:: Reading passage ::
# PRO pontiac engine builders?



## hurstmotox67 (Aug 21, 2009)

ive been doing some thinking about my situation and ive come to realize that both of the builders ive had do my engine are mainly chevy builders. so i need to know good PRO PONTIAC builder. if im spinning rod bearings at 3000 miles and just driving it normally then it cant be something im doing. so any help would be greatly appreciated.


----------



## ppurfield001 (Jan 21, 2008)

hurstmotox67 said:


> ive been doing some thinking about my situation and ive come to realize that both of the builders ive had do my engine are mainly chevy builders. so i need to know good PRO PONTIAC builder. if im spinning rod bearings at 3000 miles and just driving it normally then it cant be something im doing. so any help would be greatly appreciated.



Contact Kauffman Engine Builders in Ohio, I think. They are supposed to be Pontiac engine specialists. Good luck.

:: Excerpted records ::
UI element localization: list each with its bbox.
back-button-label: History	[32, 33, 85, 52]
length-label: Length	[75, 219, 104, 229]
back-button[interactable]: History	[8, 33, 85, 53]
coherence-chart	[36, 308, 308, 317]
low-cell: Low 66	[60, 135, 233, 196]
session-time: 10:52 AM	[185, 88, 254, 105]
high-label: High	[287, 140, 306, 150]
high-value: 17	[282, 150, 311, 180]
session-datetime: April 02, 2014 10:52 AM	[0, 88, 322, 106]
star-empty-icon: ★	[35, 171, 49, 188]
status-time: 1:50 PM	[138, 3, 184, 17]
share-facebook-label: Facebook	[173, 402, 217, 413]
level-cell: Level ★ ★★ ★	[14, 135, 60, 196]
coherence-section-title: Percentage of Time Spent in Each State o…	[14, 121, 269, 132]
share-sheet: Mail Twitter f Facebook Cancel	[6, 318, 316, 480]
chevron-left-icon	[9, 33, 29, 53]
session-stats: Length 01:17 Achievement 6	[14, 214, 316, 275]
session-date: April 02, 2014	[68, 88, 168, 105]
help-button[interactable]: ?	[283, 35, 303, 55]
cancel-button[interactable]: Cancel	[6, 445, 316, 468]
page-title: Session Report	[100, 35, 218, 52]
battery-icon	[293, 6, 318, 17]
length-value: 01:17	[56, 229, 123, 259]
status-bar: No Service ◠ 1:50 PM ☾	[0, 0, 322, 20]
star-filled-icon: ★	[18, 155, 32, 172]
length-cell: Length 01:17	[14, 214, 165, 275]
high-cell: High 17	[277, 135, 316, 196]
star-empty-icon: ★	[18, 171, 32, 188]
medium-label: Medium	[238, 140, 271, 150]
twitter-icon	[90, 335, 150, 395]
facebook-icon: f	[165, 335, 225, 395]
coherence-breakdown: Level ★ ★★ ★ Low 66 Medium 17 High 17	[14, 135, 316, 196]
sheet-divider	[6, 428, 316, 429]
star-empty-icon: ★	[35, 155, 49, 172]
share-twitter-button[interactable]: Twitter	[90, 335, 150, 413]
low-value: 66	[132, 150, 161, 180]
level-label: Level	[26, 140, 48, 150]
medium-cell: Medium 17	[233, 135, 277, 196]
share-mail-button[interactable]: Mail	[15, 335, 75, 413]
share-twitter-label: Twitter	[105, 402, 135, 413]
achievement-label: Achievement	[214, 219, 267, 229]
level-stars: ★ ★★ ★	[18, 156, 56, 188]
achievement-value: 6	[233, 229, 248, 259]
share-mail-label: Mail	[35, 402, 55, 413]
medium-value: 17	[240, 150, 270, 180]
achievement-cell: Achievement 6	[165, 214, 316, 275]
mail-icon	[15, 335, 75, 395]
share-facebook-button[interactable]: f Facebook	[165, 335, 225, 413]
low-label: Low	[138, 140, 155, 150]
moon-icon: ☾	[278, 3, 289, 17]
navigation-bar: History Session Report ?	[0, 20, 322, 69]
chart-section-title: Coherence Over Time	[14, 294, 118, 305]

:: Directions ::
Copy word for word the stretch of the Pontiac engine builders thread above from "## hurstmotox67 (Aug" through "(Jan 21, 2008)".

:: Answer to the exercise ::
## hurstmotox67 (Aug 21, 2009)

ive been doing some thinking about my situation and ive come to realize that both of the builders ive had do my engine are mainly chevy builders. so i need to know good PRO PONTIAC builder. if im spinning rod bearings at 3000 miles and just driving it normally then it cant be something im doing. so any help would be greatly appreciated.


----------



## ppurfield001 (Jan 21, 2008)